Task goal
For this exercise, copy out each line of the material below that includes "colores".

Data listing

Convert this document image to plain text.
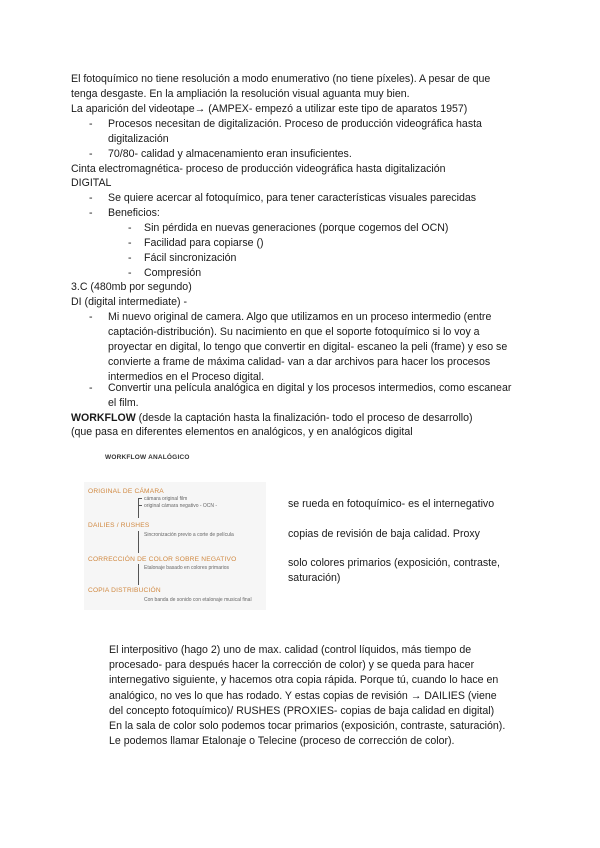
El fotoquímico no tiene resolución a modo enumerativo (no tiene píxeles). A pesar de que
tenga desgaste. En la ampliación la resolución visual aguanta muy bien.
La aparición del videotape→ (AMPEX- empezó a utilizar este tipo de aparatos 1957)
- Procesos necesitan de digitalización. Proceso de producción videográfica hasta digitalización
- 70/80- calidad y almacenamiento eran insuficientes.
Cinta electromagnética- proceso de producción videográfica hasta digitalización
DIGITAL
- Se quiere acercar al fotoquímico, para tener características visuales parecidas
- Beneficios:
- Sin pérdida en nuevas generaciones (porque cogemos del OCN)
- Facilidad para copiarse ()
- Fácil sincronización
- Compresión
3.C (480mb por segundo)
DI (digital intermediate) -
- Mi nuevo original de camera. Algo que utilizamos en un proceso intermedio (entre captación-distribución). Su nacimiento en que el soporte fotoquímico si lo voy a proyectar en digital, lo tengo que convertir en digital- escaneo la peli (frame) y eso se convierte a frame de máxima calidad- van a dar archivos para hacer los procesos intermedios en el Proceso digital.
- Convertir una película analógica en digital y los procesos intermedios, como escanear el film.
WORKFLOW (desde la captación hasta la finalización- todo el proceso de desarrollo)
(que pasa en diferentes elementos en analógicos, y en analógicos digital
WORKFLOW ANALÓGICO
ORIGINAL DE CÁMARA
cámara original film
original cámara negativo - OCN -
DAILIES / RUSHES
Sincronización previo a corte de película
CORRECCIÓN DE COLOR SOBRE NEGATIVO
Etalonaje basado en colores primarios
COPIA DISTRIBUCIÓN
Con banda de sonido con etalonaje musical final
se rueda en fotoquímico- es el internegativo
copias de revisión de baja calidad. Proxy
solo colores primarios (exposición, contraste,
saturación)
El interpositivo (hago 2) uno de max. calidad (control líquidos, más tiempo de
procesado- para después hacer la corrección de color) y se queda para hacer
internegativo siguiente, y hacemos otra copia rápida. Porque tú, cuando lo hace en
analógico, no ves lo que has rodado. Y estas copias de revisión → DAILIES (viene
del concepto fotoquímico)/ RUSHES (PROXIES- copias de baja calidad en digital)
En la sala de color solo podemos tocar primarios (exposición, contraste, saturación).
Le podemos llamar Etalonaje o Telecine (proceso de corrección de color).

Full output
Etalonaje basado en colores primarios
solo colores primarios (exposición, contraste,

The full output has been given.